EXERCISE PROMPT: The entries below need to be written out exactly, with no pictures included.
• • •
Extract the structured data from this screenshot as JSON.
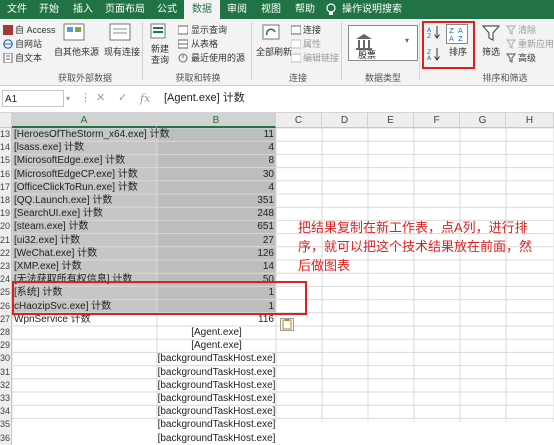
{
  "ribbon_tabs": [
    "文件",
    "开始",
    "插入",
    "页面布局",
    "公式",
    "数据",
    "审阅",
    "视图",
    "帮助"
  ],
  "tell_me": "操作说明搜索",
  "ribbon": {
    "get_external": {
      "items": [
        "自 Access",
        "自网站",
        "自文本"
      ],
      "other_sources": "自其他来源",
      "existing": "现有连接",
      "label": "获取外部数据"
    },
    "get_transform": {
      "new_query": "新建\n查询",
      "items": [
        "显示查询",
        "从表格",
        "最近使用的源"
      ],
      "label": "获取和转换"
    },
    "connections": {
      "refresh_all": "全部刷新",
      "items": [
        "连接",
        "属性",
        "编辑链接"
      ],
      "label": "连接"
    },
    "data_types": {
      "stocks": "股票",
      "label": "数据类型"
    },
    "sort_filter": {
      "sort": "排序",
      "filter": "筛选",
      "clear": "清除",
      "reapply": "重新应用",
      "advanced": "高级",
      "label": "排序和筛选"
    }
  },
  "formula_bar": {
    "name_box": "A1",
    "formula": "[Agent.exe] 计数"
  },
  "columns": [
    "A",
    "B",
    "C",
    "D",
    "E",
    "F",
    "G",
    "H"
  ],
  "rows": [
    {
      "num": "13",
      "a": "[HeroesOfTheStorm_x64.exe] 计数",
      "b": "11"
    },
    {
      "num": "14",
      "a": "[lsass.exe] 计数",
      "b": "4"
    },
    {
      "num": "15",
      "a": "[MicrosoftEdge.exe] 计数",
      "b": "8"
    },
    {
      "num": "16",
      "a": "[MicrosoftEdgeCP.exe] 计数",
      "b": "30"
    },
    {
      "num": "17",
      "a": "[OfficeClickToRun.exe] 计数",
      "b": "4"
    },
    {
      "num": "18",
      "a": "[QQ.Launch.exe] 计数",
      "b": "351"
    },
    {
      "num": "19",
      "a": "[SearchUI.exe] 计数",
      "b": "248"
    },
    {
      "num": "20",
      "a": "[steam.exe] 计数",
      "b": "651"
    },
    {
      "num": "21",
      "a": "[ui32.exe] 计数",
      "b": "27"
    },
    {
      "num": "22",
      "a": "[WeChat.exe] 计数",
      "b": "126"
    },
    {
      "num": "23",
      "a": "[XMP.exe] 计数",
      "b": "14"
    },
    {
      "num": "24",
      "a": "[无法获取所有权信息] 计数",
      "b": "50"
    },
    {
      "num": "25",
      "a": "[系统] 计数",
      "b": "1"
    },
    {
      "num": "26",
      "a": "cHaozipSvc.exe] 计数",
      "b": "1"
    },
    {
      "num": "27",
      "a": "WpnService 计数",
      "b": "116"
    },
    {
      "num": "28",
      "a": "",
      "b": "[Agent.exe]"
    },
    {
      "num": "29",
      "a": "",
      "b": "[Agent.exe]"
    },
    {
      "num": "30",
      "a": "",
      "b": "[backgroundTaskHost.exe]"
    },
    {
      "num": "31",
      "a": "",
      "b": "[backgroundTaskHost.exe]"
    },
    {
      "num": "32",
      "a": "",
      "b": "[backgroundTaskHost.exe]"
    },
    {
      "num": "33",
      "a": "",
      "b": "[backgroundTaskHost.exe]"
    },
    {
      "num": "34",
      "a": "",
      "b": "[backgroundTaskHost.exe]"
    },
    {
      "num": "35",
      "a": "",
      "b": "[backgroundTaskHost.exe]"
    },
    {
      "num": "36",
      "a": "",
      "b": "[backgroundTaskHost.exe]"
    }
  ],
  "annotation": [
    "把结果复制在新工作表，点A列，进行排",
    "序，就可以把这个技术结果放在前面，然",
    "后做图表"
  ],
  "colors": {
    "excel_green": "#217346",
    "annotation_red": "#e02020",
    "selection_gray": "#c6c6c6"
  }
}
• • •
WRITTEN SOLUTION:
Extract the structured data from this screenshot as JSON.
{
  "ribbon_tabs": [
    "文件",
    "开始",
    "插入",
    "页面布局",
    "公式",
    "数据",
    "审阅",
    "视图",
    "帮助"
  ],
  "tell_me": "操作说明搜索",
  "ribbon": {
    "get_external": {
      "items": [
        "自 Access",
        "自网站",
        "自文本"
      ],
      "other_sources": "自其他来源",
      "existing": "现有连接",
      "label": "获取外部数据"
    },
    "get_transform": {
      "new_query": "新建\n查询",
      "items": [
        "显示查询",
        "从表格",
        "最近使用的源"
      ],
      "label": "获取和转换"
    },
    "connections": {
      "refresh_all": "全部刷新",
      "items": [
        "连接",
        "属性",
        "编辑链接"
      ],
      "label": "连接"
    },
    "data_types": {
      "stocks": "股票",
      "label": "数据类型"
    },
    "sort_filter": {
      "sort": "排序",
      "filter": "筛选",
      "clear": "清除",
      "reapply": "重新应用",
      "advanced": "高级",
      "label": "排序和筛选"
    }
  },
  "formula_bar": {
    "name_box": "A1",
    "formula": "[Agent.exe] 计数"
  },
  "columns": [
    "A",
    "B",
    "C",
    "D",
    "E",
    "F",
    "G",
    "H"
  ],
  "rows": [
    {
      "num": "13",
      "a": "[HeroesOfTheStorm_x64.exe] 计数",
      "b": "11"
    },
    {
      "num": "14",
      "a": "[lsass.exe] 计数",
      "b": "4"
    },
    {
      "num": "15",
      "a": "[MicrosoftEdge.exe] 计数",
      "b": "8"
    },
    {
      "num": "16",
      "a": "[MicrosoftEdgeCP.exe] 计数",
      "b": "30"
    },
    {
      "num": "17",
      "a": "[OfficeClickToRun.exe] 计数",
      "b": "4"
    },
    {
      "num": "18",
      "a": "[QQ.Launch.exe] 计数",
      "b": "351"
    },
    {
      "num": "19",
      "a": "[SearchUI.exe] 计数",
      "b": "248"
    },
    {
      "num": "20",
      "a": "[steam.exe] 计数",
      "b": "651"
    },
    {
      "num": "21",
      "a": "[ui32.exe] 计数",
      "b": "27"
    },
    {
      "num": "22",
      "a": "[WeChat.exe] 计数",
      "b": "126"
    },
    {
      "num": "23",
      "a": "[XMP.exe] 计数",
      "b": "14"
    },
    {
      "num": "24",
      "a": "[无法获取所有权信息] 计数",
      "b": "50"
    },
    {
      "num": "25",
      "a": "[系统] 计数",
      "b": "1"
    },
    {
      "num": "26",
      "a": "cHaozipSvc.exe] 计数",
      "b": "1"
    },
    {
      "num": "27",
      "a": "WpnService 计数",
      "b": "116"
    },
    {
      "num": "28",
      "a": "",
      "b": "[Agent.exe]"
    },
    {
      "num": "29",
      "a": "",
      "b": "[Agent.exe]"
    },
    {
      "num": "30",
      "a": "",
      "b": "[backgroundTaskHost.exe]"
    },
    {
      "num": "31",
      "a": "",
      "b": "[backgroundTaskHost.exe]"
    },
    {
      "num": "32",
      "a": "",
      "b": "[backgroundTaskHost.exe]"
    },
    {
      "num": "33",
      "a": "",
      "b": "[backgroundTaskHost.exe]"
    },
    {
      "num": "34",
      "a": "",
      "b": "[backgroundTaskHost.exe]"
    },
    {
      "num": "35",
      "a": "",
      "b": "[backgroundTaskHost.exe]"
    },
    {
      "num": "36",
      "a": "",
      "b": "[backgroundTaskHost.exe]"
    }
  ],
  "annotation": [
    "把结果复制在新工作表，点A列，进行排",
    "序，就可以把这个技术结果放在前面，然",
    "后做图表"
  ],
  "colors": {
    "excel_green": "#217346",
    "annotation_red": "#e02020",
    "selection_gray": "#c6c6c6"
  }
}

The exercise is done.